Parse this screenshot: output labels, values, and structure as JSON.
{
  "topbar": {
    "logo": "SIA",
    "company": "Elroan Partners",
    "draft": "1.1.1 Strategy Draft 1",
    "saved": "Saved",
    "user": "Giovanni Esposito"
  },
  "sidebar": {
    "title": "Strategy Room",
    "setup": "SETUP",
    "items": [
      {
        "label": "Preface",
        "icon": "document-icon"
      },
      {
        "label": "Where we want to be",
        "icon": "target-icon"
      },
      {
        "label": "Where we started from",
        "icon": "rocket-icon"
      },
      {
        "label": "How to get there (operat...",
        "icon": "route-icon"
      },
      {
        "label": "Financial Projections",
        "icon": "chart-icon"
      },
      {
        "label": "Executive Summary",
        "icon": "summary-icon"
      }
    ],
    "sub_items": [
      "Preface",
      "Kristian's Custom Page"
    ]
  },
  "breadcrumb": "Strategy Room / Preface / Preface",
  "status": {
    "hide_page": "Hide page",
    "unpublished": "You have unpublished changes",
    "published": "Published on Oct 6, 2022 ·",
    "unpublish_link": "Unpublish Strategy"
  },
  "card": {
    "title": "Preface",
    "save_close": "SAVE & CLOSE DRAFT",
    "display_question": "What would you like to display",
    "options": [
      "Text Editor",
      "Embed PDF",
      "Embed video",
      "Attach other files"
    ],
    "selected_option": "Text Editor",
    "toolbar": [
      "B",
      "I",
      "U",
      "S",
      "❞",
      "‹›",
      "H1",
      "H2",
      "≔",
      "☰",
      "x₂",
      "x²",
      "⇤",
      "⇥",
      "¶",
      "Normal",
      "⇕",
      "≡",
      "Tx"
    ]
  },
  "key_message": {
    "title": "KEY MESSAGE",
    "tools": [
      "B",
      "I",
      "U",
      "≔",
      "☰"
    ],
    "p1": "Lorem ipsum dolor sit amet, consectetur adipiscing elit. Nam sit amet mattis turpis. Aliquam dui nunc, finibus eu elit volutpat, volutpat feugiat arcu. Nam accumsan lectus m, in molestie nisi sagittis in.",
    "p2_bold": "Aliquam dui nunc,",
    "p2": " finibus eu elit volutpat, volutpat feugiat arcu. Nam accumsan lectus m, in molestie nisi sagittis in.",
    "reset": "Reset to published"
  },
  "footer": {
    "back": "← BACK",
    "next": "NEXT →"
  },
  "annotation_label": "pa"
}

YOUR OBJECTIVE: Reproduce each line of the entries in which the word "Where" is found.

EXPECTED OUTPUT:
        "label": "Where we want to be",
        "label": "Where we started from",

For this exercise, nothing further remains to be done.